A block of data
━━━━━━━━━━━━━━━━━━━━━━━━━━━━━━
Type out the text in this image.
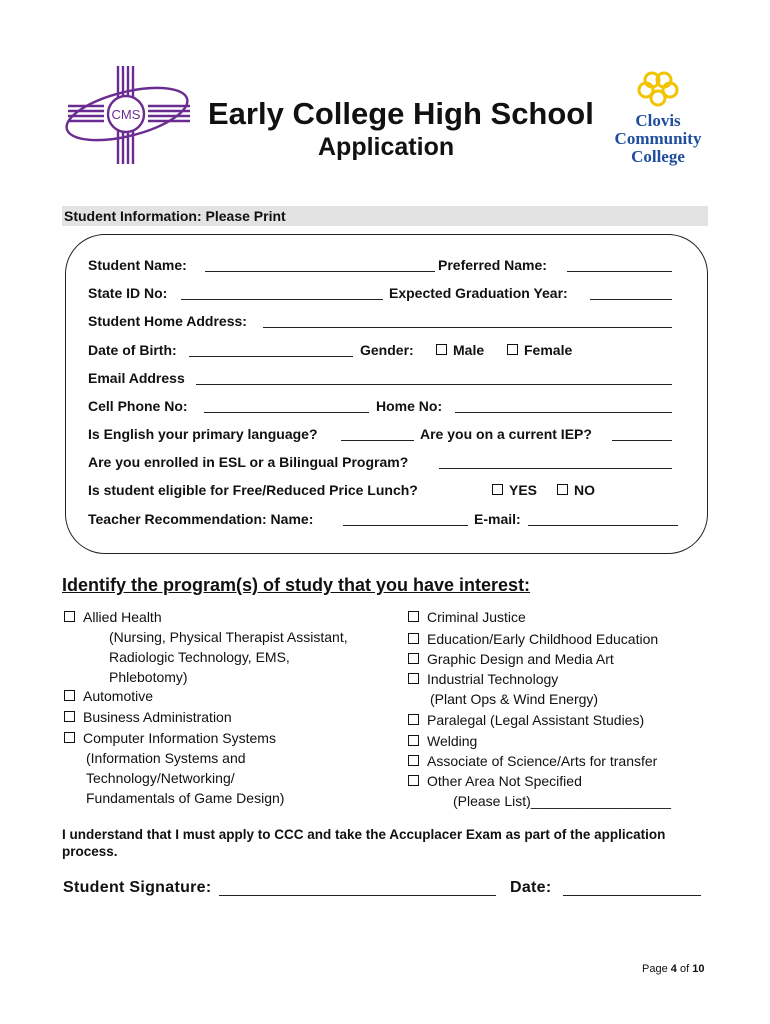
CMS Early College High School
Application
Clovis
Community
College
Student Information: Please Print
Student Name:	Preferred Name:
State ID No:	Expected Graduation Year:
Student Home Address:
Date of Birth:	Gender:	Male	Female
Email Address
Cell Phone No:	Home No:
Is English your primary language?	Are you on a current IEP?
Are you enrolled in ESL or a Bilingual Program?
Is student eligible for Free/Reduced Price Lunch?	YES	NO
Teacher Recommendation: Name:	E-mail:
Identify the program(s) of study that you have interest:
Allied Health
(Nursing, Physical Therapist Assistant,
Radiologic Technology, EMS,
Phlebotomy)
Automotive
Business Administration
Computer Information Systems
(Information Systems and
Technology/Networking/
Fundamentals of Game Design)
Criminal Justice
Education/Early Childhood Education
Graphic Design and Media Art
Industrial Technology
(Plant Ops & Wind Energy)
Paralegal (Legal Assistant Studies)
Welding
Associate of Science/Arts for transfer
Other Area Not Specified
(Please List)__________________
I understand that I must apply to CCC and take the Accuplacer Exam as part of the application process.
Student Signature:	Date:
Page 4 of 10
━━━━━━━━━━━━━━━━━━━━━━━━━━━━━━
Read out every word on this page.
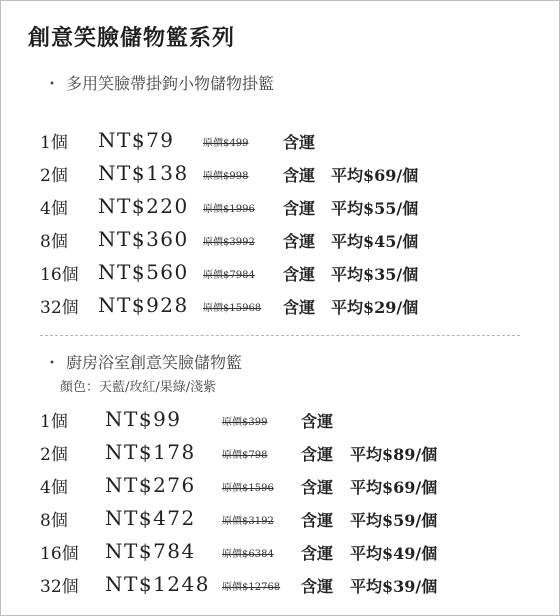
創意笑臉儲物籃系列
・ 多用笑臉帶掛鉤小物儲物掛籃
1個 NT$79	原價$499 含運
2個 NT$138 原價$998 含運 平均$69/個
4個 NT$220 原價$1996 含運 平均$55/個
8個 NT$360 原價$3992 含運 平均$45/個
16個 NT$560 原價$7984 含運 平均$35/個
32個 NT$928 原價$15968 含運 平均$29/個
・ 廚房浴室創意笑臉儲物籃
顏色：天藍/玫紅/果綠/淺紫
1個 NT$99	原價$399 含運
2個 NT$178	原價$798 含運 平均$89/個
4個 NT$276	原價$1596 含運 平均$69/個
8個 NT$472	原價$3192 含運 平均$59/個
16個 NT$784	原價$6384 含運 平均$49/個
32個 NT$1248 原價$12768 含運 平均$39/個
━━━━━━━━━━━━━━━━━━━━━━━━━━━━━━
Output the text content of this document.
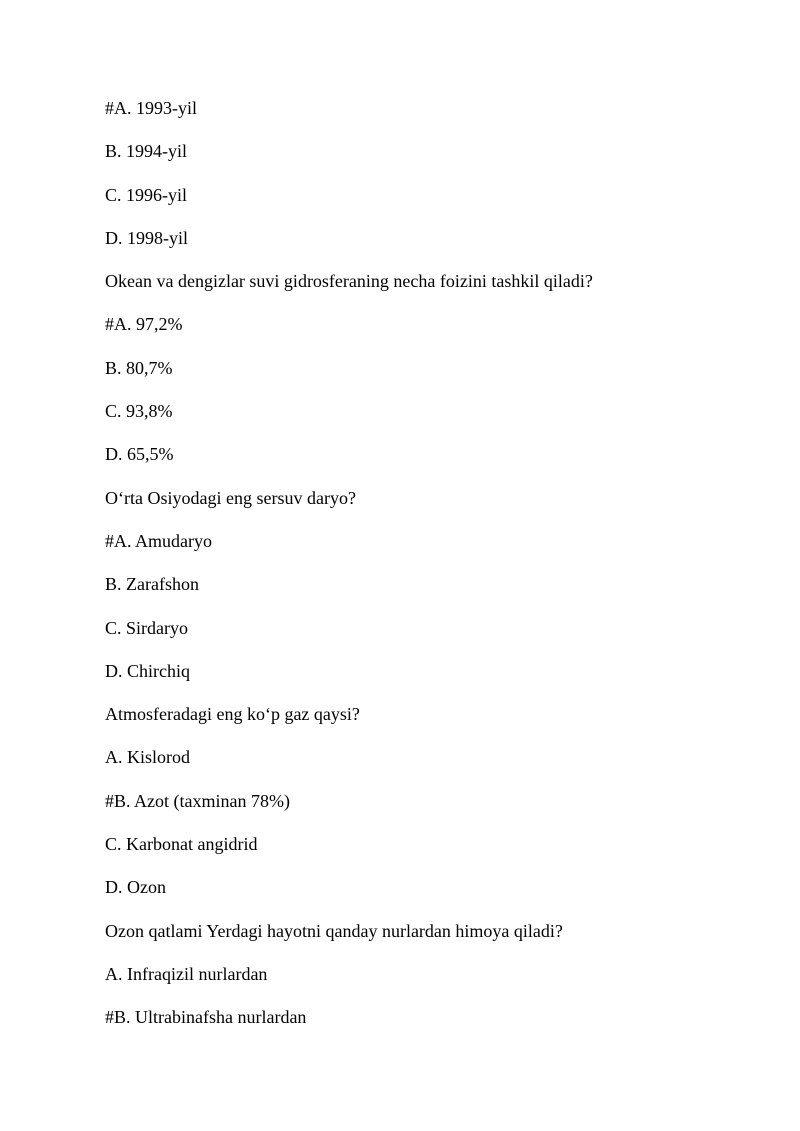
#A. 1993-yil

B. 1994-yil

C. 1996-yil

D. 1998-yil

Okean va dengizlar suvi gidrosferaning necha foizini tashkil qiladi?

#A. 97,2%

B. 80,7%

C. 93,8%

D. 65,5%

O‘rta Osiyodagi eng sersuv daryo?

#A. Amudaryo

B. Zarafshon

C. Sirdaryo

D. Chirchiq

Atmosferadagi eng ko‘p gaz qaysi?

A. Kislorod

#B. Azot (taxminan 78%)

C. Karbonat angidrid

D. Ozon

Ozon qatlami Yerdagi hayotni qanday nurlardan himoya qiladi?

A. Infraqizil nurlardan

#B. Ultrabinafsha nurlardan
━━━━━━━━━━━━━━━━━━━━━━━━━━━━━━
> [Problem to solve] Find all lines holding the string "Name" and copy them.

> [Final result]
Student Name:	Preferred Name:
Teacher Recommendation: Name:	E-mail:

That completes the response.